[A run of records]
══════════

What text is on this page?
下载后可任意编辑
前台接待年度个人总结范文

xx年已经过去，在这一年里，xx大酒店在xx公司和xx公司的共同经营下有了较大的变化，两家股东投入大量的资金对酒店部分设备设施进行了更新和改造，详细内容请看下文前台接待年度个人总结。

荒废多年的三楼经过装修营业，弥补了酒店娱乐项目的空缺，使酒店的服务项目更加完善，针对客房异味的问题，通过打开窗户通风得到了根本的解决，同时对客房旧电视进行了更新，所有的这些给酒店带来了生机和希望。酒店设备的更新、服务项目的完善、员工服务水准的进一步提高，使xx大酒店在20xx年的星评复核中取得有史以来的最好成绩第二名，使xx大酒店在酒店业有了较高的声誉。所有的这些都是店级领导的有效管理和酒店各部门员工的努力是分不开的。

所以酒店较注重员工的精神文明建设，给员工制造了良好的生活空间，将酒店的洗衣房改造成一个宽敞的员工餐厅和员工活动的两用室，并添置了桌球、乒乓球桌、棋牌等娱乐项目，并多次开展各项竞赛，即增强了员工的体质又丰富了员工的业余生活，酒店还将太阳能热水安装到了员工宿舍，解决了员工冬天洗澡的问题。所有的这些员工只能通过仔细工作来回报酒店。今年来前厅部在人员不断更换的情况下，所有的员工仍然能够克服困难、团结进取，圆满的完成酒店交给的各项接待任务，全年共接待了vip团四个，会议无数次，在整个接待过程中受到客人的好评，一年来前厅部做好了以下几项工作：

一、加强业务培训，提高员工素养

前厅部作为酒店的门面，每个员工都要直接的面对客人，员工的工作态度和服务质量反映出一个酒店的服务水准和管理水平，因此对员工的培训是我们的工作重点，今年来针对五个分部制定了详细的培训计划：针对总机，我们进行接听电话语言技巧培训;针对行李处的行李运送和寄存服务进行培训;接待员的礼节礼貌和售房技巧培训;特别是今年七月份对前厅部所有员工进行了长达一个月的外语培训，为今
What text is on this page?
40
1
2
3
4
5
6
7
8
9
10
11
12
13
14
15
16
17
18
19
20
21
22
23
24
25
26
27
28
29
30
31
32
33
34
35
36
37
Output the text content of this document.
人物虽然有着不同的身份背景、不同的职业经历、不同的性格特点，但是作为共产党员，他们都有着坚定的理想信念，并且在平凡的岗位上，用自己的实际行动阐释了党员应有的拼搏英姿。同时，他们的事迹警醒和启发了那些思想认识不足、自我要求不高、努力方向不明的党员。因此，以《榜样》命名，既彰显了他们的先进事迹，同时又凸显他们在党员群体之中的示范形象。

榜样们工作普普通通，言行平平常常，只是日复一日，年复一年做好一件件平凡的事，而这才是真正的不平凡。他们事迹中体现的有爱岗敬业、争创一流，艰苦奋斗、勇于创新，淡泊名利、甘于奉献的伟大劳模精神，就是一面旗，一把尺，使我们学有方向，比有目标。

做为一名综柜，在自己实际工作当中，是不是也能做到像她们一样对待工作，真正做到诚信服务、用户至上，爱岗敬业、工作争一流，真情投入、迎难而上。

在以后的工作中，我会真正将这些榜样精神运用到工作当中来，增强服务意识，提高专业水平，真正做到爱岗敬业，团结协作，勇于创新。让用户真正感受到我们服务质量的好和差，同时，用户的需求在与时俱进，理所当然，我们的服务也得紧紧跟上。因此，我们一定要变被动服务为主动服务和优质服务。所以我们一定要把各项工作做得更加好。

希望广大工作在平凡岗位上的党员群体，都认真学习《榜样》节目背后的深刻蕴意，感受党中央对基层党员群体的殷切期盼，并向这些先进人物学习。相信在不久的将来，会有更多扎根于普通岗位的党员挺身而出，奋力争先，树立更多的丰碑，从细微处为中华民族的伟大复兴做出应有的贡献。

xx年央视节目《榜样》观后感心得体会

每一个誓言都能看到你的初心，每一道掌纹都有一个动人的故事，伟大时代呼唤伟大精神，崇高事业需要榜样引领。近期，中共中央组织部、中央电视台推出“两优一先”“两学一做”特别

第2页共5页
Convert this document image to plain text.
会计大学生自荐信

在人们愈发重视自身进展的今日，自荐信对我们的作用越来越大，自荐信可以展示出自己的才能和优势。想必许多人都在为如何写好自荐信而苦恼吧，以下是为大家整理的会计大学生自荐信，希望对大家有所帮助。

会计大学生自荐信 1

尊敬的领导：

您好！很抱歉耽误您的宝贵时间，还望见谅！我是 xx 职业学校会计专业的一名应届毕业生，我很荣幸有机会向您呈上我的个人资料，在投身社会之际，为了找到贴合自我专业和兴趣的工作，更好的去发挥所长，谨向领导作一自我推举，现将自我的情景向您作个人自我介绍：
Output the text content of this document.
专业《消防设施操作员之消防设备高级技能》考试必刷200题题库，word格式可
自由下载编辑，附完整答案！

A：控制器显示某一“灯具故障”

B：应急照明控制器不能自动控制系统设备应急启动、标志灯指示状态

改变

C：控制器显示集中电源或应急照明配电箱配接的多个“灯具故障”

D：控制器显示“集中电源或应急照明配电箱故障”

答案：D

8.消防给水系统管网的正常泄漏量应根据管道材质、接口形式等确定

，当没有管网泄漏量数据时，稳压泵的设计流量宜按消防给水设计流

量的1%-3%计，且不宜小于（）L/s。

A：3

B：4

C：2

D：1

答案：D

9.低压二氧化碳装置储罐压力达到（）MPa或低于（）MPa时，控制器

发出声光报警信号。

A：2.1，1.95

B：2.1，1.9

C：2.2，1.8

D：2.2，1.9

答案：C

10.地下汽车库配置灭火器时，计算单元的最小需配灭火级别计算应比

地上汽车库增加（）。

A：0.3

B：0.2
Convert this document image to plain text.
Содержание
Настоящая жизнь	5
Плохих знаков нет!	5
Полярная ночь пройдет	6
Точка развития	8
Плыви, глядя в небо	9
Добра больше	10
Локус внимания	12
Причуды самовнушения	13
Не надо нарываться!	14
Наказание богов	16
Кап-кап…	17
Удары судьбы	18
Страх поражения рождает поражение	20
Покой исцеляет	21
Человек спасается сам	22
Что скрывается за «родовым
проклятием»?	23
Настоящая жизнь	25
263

══════════

[TASK REQUIREMENTS]
Write out the material exactly as given.

[RESPONSE BELOW]
What text is on this page?
下载后可任意编辑
前台接待年度个人总结范文

xx年已经过去，在这一年里，xx大酒店在xx公司和xx公司的共同经营下有了较大的变化，两家股东投入大量的资金对酒店部分设备设施进行了更新和改造，详细内容请看下文前台接待年度个人总结。

荒废多年的三楼经过装修营业，弥补了酒店娱乐项目的空缺，使酒店的服务项目更加完善，针对客房异味的问题，通过打开窗户通风得到了根本的解决，同时对客房旧电视进行了更新，所有的这些给酒店带来了生机和希望。酒店设备的更新、服务项目的完善、员工服务水准的进一步提高，使xx大酒店在20xx年的星评复核中取得有史以来的最好成绩第二名，使xx大酒店在酒店业有了较高的声誉。所有的这些都是店级领导的有效管理和酒店各部门员工的努力是分不开的。

所以酒店较注重员工的精神文明建设，给员工制造了良好的生活空间，将酒店的洗衣房改造成一个宽敞的员工餐厅和员工活动的两用室，并添置了桌球、乒乓球桌、棋牌等娱乐项目，并多次开展各项竞赛，即增强了员工的体质又丰富了员工的业余生活，酒店还将太阳能热水安装到了员工宿舍，解决了员工冬天洗澡的问题。所有的这些员工只能通过仔细工作来回报酒店。今年来前厅部在人员不断更换的情况下，所有的员工仍然能够克服困难、团结进取，圆满的完成酒店交给的各项接待任务，全年共接待了vip团四个，会议无数次，在整个接待过程中受到客人的好评，一年来前厅部做好了以下几项工作：

一、加强业务培训，提高员工素养

前厅部作为酒店的门面，每个员工都要直接的面对客人，员工的工作态度和服务质量反映出一个酒店的服务水准和管理水平，因此对员工的培训是我们的工作重点，今年来针对五个分部制定了详细的培训计划：针对总机，我们进行接听电话语言技巧培训;针对行李处的行李运送和寄存服务进行培训;接待员的礼节礼貌和售房技巧培训;特别是今年七月份对前厅部所有员工进行了长达一个月的外语培训，为今
What text is on this page?
40
1
2
3
4
5
6
7
8
9
10
11
12
13
14
15
16
17
18
19
20
21
22
23
24
25
26
27
28
29
30
31
32
33
34
35
36
37
Output the text content of this document.
人物虽然有着不同的身份背景、不同的职业经历、不同的性格特点，但是作为共产党员，他们都有着坚定的理想信念，并且在平凡的岗位上，用自己的实际行动阐释了党员应有的拼搏英姿。同时，他们的事迹警醒和启发了那些思想认识不足、自我要求不高、努力方向不明的党员。因此，以《榜样》命名，既彰显了他们的先进事迹，同时又凸显他们在党员群体之中的示范形象。

榜样们工作普普通通，言行平平常常，只是日复一日，年复一年做好一件件平凡的事，而这才是真正的不平凡。他们事迹中体现的有爱岗敬业、争创一流，艰苦奋斗、勇于创新，淡泊名利、甘于奉献的伟大劳模精神，就是一面旗，一把尺，使我们学有方向，比有目标。

做为一名综柜，在自己实际工作当中，是不是也能做到像她们一样对待工作，真正做到诚信服务、用户至上，爱岗敬业、工作争一流，真情投入、迎难而上。

在以后的工作中，我会真正将这些榜样精神运用到工作当中来，增强服务意识，提高专业水平，真正做到爱岗敬业，团结协作，勇于创新。让用户真正感受到我们服务质量的好和差，同时，用户的需求在与时俱进，理所当然，我们的服务也得紧紧跟上。因此，我们一定要变被动服务为主动服务和优质服务。所以我们一定要把各项工作做得更加好。

希望广大工作在平凡岗位上的党员群体，都认真学习《榜样》节目背后的深刻蕴意，感受党中央对基层党员群体的殷切期盼，并向这些先进人物学习。相信在不久的将来，会有更多扎根于普通岗位的党员挺身而出，奋力争先，树立更多的丰碑，从细微处为中华民族的伟大复兴做出应有的贡献。

xx年央视节目《榜样》观后感心得体会

每一个誓言都能看到你的初心，每一道掌纹都有一个动人的故事，伟大时代呼唤伟大精神，崇高事业需要榜样引领。近期，中共中央组织部、中央电视台推出“两优一先”“两学一做”特别

第2页共5页
Convert this document image to plain text.
会计大学生自荐信

在人们愈发重视自身进展的今日，自荐信对我们的作用越来越大，自荐信可以展示出自己的才能和优势。想必许多人都在为如何写好自荐信而苦恼吧，以下是为大家整理的会计大学生自荐信，希望对大家有所帮助。

会计大学生自荐信 1

尊敬的领导：

您好！很抱歉耽误您的宝贵时间，还望见谅！我是 xx 职业学校会计专业的一名应届毕业生，我很荣幸有机会向您呈上我的个人资料，在投身社会之际，为了找到贴合自我专业和兴趣的工作，更好的去发挥所长，谨向领导作一自我推举，现将自我的情景向您作个人自我介绍：
Output the text content of this document.
专业《消防设施操作员之消防设备高级技能》考试必刷200题题库，word格式可
自由下载编辑，附完整答案！

A：控制器显示某一“灯具故障”

B：应急照明控制器不能自动控制系统设备应急启动、标志灯指示状态

改变

C：控制器显示集中电源或应急照明配电箱配接的多个“灯具故障”

D：控制器显示“集中电源或应急照明配电箱故障”

答案：D

8.消防给水系统管网的正常泄漏量应根据管道材质、接口形式等确定

，当没有管网泄漏量数据时，稳压泵的设计流量宜按消防给水设计流

量的1%-3%计，且不宜小于（）L/s。

A：3

B：4

C：2

D：1

答案：D

9.低压二氧化碳装置储罐压力达到（）MPa或低于（）MPa时，控制器

发出声光报警信号。

A：2.1，1.95

B：2.1，1.9

C：2.2，1.8

D：2.2，1.9

答案：C

10.地下汽车库配置灭火器时，计算单元的最小需配灭火级别计算应比

地上汽车库增加（）。

A：0.3

B：0.2
Convert this document image to plain text.
Содержание
Настоящая жизнь	5
Плохих знаков нет!	5
Полярная ночь пройдет	6
Точка развития	8
Плыви, глядя в небо	9
Добра больше	10
Локус внимания	12
Причуды самовнушения	13
Не надо нарываться!	14
Наказание богов	16
Кап-кап…	17
Удары судьбы	18
Страх поражения рождает поражение	20
Покой исцеляет	21
Человек спасается сам	22
Что скрывается за «родовым
проклятием»?	23
Настоящая жизнь	25
263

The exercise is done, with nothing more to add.